What is required -
Exact reproduction of the data is required, with images excluded.

* begin *

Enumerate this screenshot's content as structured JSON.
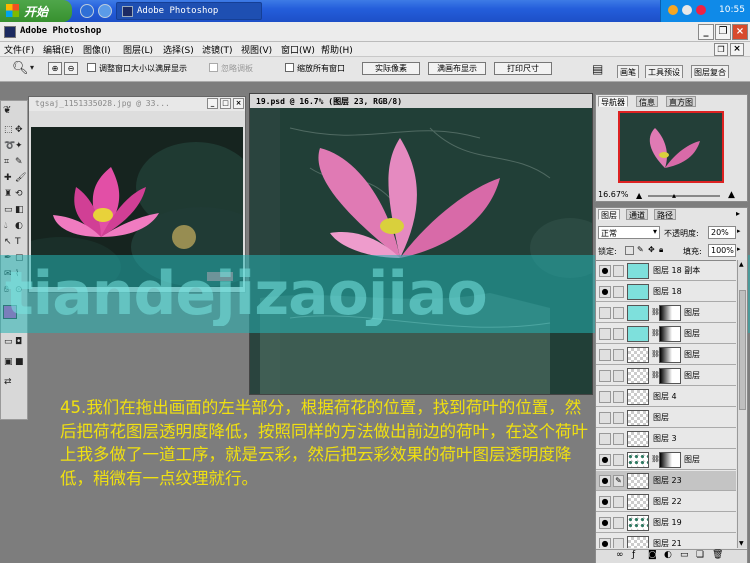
{
  "taskbar": {
    "start_label": "开始",
    "task_label": "Adobe Photoshop",
    "clock": "10:55"
  },
  "app": {
    "title": "Adobe Photoshop"
  },
  "menus": [
    "文件(F)",
    "编辑(E)",
    "图像(I)",
    "图层(L)",
    "选择(S)",
    "滤镜(T)",
    "视图(V)",
    "窗口(W)",
    "帮助(H)"
  ],
  "options": {
    "resize_window": "调整窗口大小以满屏显示",
    "ignore_palettes": "忽略调板",
    "zoom_all": "缩放所有窗口",
    "actual_pixels": "实际像素",
    "fit_screen": "满画布显示",
    "print_size": "打印尺寸",
    "palette_tabs": [
      "画笔",
      "工具预设",
      "图层复合"
    ]
  },
  "doc1": {
    "title": "tgsaj_1151335028.jpg @ 33..."
  },
  "doc2": {
    "title": "19.psd @ 16.7% (图层 23, RGB/8)"
  },
  "watermark": "tiandejizaojiao",
  "caption": "45.我们在拖出画面的左半部分，根据荷花的位置，找到荷叶的位置，然后把荷花图层透明度降低，按照同样的方法做出前边的荷叶，在这个荷叶上我多做了一道工序，就是云彩，然后把云彩效果的荷叶图层透明度降低，稍微有一点纹理就行。",
  "navigator": {
    "tabs": [
      "导航器",
      "信息",
      "直方图"
    ],
    "zoom": "16.67%"
  },
  "layers_panel": {
    "tabs": [
      "图层",
      "通道",
      "路径"
    ],
    "blend_mode": "正常",
    "opacity_label": "不透明度:",
    "opacity": "20%",
    "lock_label": "锁定:",
    "fill_label": "填充:",
    "fill": "100%",
    "layers": [
      {
        "name": "图层 18 副本",
        "visible": true,
        "mask": false,
        "thumb": "teal"
      },
      {
        "name": "图层 18",
        "visible": true,
        "mask": false,
        "thumb": "teal"
      },
      {
        "name": "图层",
        "visible": false,
        "mask": true,
        "thumb": "teal"
      },
      {
        "name": "图层",
        "visible": false,
        "mask": true,
        "thumb": "teal"
      },
      {
        "name": "图层",
        "visible": false,
        "mask": true,
        "thumb": "checker"
      },
      {
        "name": "图层",
        "visible": false,
        "mask": true,
        "thumb": "checker"
      },
      {
        "name": "图层 4",
        "visible": false,
        "mask": false,
        "thumb": "checker"
      },
      {
        "name": "图层",
        "visible": false,
        "mask": false,
        "thumb": "checker"
      },
      {
        "name": "图层 3",
        "visible": false,
        "mask": false,
        "thumb": "checker"
      },
      {
        "name": "图层",
        "visible": true,
        "mask": true,
        "thumb": "leaf"
      },
      {
        "name": "图层 23",
        "visible": true,
        "mask": false,
        "thumb": "checker",
        "selected": true
      },
      {
        "name": "图层 22",
        "visible": true,
        "mask": false,
        "thumb": "checker"
      },
      {
        "name": "图层 19",
        "visible": true,
        "mask": false,
        "thumb": "leaf"
      },
      {
        "name": "图层 21",
        "visible": true,
        "mask": false,
        "thumb": "checker"
      }
    ]
  }
}
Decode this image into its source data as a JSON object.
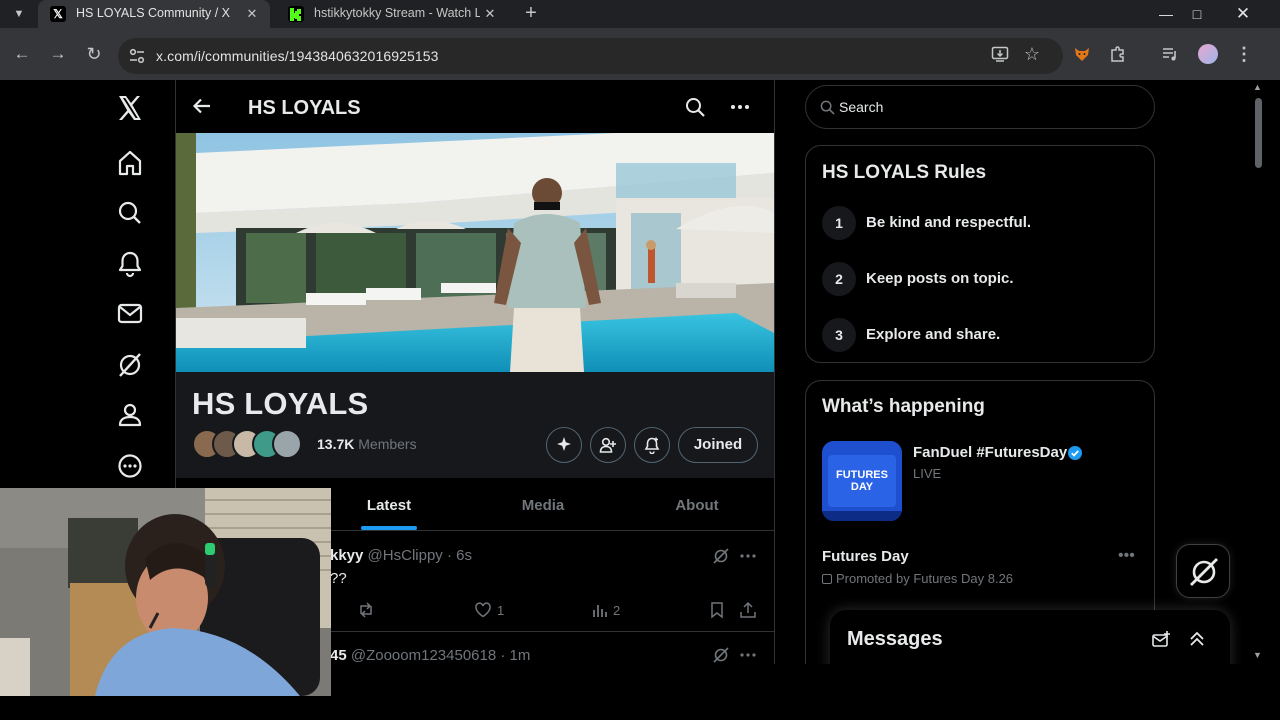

* end *

Output below -
Enumerate this screenshot's content as structured JSON.
{
  "taskbar": {
    "start_label": "开始",
    "task_label": "Adobe Photoshop",
    "clock": "10:55"
  },
  "app": {
    "title": "Adobe Photoshop"
  },
  "menus": [
    "文件(F)",
    "编辑(E)",
    "图像(I)",
    "图层(L)",
    "选择(S)",
    "滤镜(T)",
    "视图(V)",
    "窗口(W)",
    "帮助(H)"
  ],
  "options": {
    "resize_window": "调整窗口大小以满屏显示",
    "ignore_palettes": "忽略调板",
    "zoom_all": "缩放所有窗口",
    "actual_pixels": "实际像素",
    "fit_screen": "满画布显示",
    "print_size": "打印尺寸",
    "palette_tabs": [
      "画笔",
      "工具预设",
      "图层复合"
    ]
  },
  "doc1": {
    "title": "tgsaj_1151335028.jpg @ 33..."
  },
  "doc2": {
    "title": "19.psd @ 16.7% (图层 23, RGB/8)"
  },
  "watermark": "tiandejizaojiao",
  "caption": "45.我们在拖出画面的左半部分，根据荷花的位置，找到荷叶的位置，然后把荷花图层透明度降低，按照同样的方法做出前边的荷叶，在这个荷叶上我多做了一道工序，就是云彩，然后把云彩效果的荷叶图层透明度降低，稍微有一点纹理就行。",
  "navigator": {
    "tabs": [
      "导航器",
      "信息",
      "直方图"
    ],
    "zoom": "16.67%"
  },
  "layers_panel": {
    "tabs": [
      "图层",
      "通道",
      "路径"
    ],
    "blend_mode": "正常",
    "opacity_label": "不透明度:",
    "opacity": "20%",
    "lock_label": "锁定:",
    "fill_label": "填充:",
    "fill": "100%",
    "layers": [
      {
        "name": "图层 18 副本",
        "visible": true,
        "mask": false,
        "thumb": "teal"
      },
      {
        "name": "图层 18",
        "visible": true,
        "mask": false,
        "thumb": "teal"
      },
      {
        "name": "图层",
        "visible": false,
        "mask": true,
        "thumb": "teal"
      },
      {
        "name": "图层",
        "visible": false,
        "mask": true,
        "thumb": "teal"
      },
      {
        "name": "图层",
        "visible": false,
        "mask": true,
        "thumb": "checker"
      },
      {
        "name": "图层",
        "visible": false,
        "mask": true,
        "thumb": "checker"
      },
      {
        "name": "图层 4",
        "visible": false,
        "mask": false,
        "thumb": "checker"
      },
      {
        "name": "图层",
        "visible": false,
        "mask": false,
        "thumb": "checker"
      },
      {
        "name": "图层 3",
        "visible": false,
        "mask": false,
        "thumb": "checker"
      },
      {
        "name": "图层",
        "visible": true,
        "mask": true,
        "thumb": "leaf"
      },
      {
        "name": "图层 23",
        "visible": true,
        "mask": false,
        "thumb": "checker",
        "selected": true
      },
      {
        "name": "图层 22",
        "visible": true,
        "mask": false,
        "thumb": "checker"
      },
      {
        "name": "图层 19",
        "visible": true,
        "mask": false,
        "thumb": "leaf"
      },
      {
        "name": "图层 21",
        "visible": true,
        "mask": false,
        "thumb": "checker"
      }
    ]
  }
}
Decode this image into its source data as a JSON object.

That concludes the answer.